- _Your goal_: Show every line in the records below that contains the word "this".

::: Given records :::

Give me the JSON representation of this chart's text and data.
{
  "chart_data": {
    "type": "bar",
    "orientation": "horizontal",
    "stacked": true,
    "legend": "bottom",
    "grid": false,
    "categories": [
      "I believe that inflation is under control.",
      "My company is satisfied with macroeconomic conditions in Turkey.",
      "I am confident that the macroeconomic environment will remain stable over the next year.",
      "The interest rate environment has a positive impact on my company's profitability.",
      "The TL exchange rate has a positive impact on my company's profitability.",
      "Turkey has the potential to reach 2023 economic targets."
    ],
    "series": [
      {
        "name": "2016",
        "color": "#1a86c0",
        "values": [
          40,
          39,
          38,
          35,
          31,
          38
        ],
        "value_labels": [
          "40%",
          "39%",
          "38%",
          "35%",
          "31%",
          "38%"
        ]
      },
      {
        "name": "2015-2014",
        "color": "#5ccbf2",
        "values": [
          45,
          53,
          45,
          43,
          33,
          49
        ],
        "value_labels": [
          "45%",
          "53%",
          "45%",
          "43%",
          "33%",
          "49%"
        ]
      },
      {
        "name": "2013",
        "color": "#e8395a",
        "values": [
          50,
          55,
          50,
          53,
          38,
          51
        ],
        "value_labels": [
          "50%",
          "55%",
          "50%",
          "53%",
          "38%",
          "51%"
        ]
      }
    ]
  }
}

:::
::: Given records :::

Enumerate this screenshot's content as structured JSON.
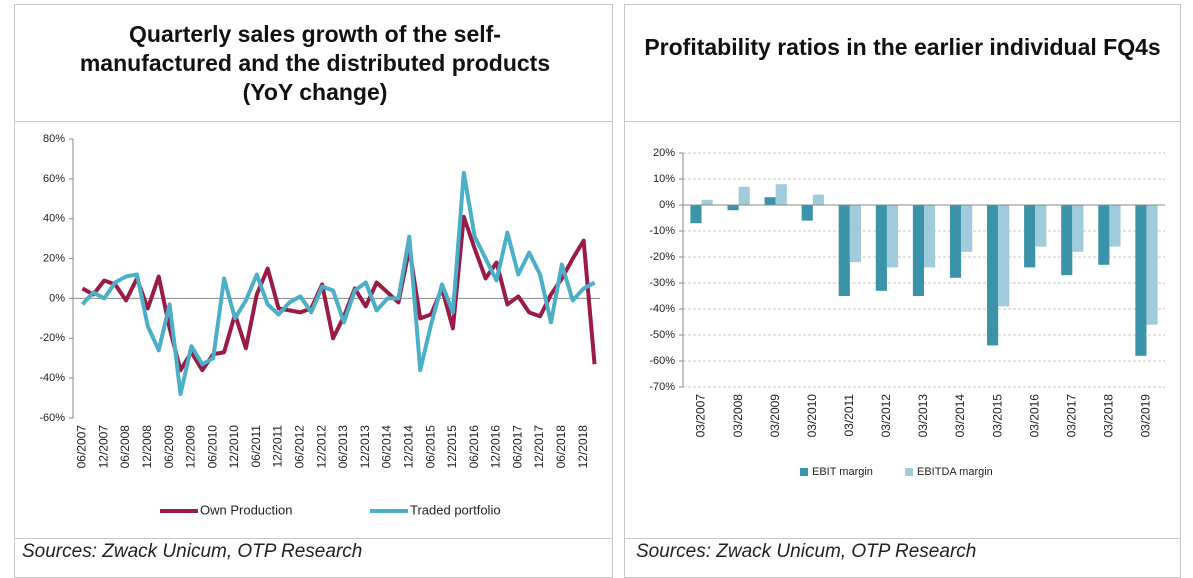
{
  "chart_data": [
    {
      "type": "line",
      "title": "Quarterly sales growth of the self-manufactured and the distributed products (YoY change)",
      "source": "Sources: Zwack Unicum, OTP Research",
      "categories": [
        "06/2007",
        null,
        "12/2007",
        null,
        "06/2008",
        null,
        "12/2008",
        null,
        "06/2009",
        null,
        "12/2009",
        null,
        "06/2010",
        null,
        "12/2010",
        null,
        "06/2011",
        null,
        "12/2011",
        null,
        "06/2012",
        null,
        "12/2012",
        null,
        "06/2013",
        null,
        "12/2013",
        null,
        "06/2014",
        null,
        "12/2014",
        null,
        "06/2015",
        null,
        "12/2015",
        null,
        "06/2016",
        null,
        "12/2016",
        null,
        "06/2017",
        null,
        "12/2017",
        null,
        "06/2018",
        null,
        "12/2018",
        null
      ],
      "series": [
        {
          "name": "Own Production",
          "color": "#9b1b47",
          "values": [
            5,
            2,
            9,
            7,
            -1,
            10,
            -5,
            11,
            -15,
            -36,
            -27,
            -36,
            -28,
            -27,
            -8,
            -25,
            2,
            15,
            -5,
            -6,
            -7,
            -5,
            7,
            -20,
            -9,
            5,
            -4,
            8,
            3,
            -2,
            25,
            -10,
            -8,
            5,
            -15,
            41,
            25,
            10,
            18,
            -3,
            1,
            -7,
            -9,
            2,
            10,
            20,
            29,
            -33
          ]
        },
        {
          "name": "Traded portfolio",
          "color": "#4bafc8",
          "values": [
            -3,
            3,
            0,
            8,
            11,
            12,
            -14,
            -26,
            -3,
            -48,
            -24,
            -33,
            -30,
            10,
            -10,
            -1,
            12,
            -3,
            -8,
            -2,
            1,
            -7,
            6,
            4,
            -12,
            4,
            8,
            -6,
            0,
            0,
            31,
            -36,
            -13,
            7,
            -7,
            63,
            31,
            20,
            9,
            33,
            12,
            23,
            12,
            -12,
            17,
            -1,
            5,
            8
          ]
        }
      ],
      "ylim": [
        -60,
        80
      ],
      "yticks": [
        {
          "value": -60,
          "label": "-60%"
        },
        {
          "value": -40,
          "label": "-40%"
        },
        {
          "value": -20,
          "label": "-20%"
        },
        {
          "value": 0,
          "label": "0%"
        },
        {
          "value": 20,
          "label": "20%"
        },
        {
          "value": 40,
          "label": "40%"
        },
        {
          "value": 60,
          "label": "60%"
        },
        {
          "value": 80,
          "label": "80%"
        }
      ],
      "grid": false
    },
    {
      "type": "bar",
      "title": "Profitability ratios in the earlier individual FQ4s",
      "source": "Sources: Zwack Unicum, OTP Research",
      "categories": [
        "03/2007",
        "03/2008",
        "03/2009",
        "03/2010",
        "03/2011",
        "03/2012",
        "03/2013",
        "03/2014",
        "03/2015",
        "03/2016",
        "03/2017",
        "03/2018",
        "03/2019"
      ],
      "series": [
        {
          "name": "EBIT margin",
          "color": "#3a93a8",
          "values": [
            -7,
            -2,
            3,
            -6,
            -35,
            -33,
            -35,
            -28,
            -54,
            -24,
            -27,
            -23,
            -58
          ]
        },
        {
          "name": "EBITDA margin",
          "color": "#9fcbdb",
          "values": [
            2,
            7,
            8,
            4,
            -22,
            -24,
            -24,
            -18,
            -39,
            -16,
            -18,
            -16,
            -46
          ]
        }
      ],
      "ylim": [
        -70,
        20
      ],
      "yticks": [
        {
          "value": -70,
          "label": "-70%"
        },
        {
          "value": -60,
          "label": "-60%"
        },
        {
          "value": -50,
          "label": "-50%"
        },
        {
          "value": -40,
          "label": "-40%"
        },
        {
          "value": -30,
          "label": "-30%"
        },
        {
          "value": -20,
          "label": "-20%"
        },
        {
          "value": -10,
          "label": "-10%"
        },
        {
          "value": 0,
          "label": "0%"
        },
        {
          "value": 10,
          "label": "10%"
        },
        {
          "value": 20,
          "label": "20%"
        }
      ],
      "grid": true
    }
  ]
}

:::

- _Expected answer_:
Give me the JSON representation of this chart's text and data.
Enumerate this screenshot's content as structured JSON.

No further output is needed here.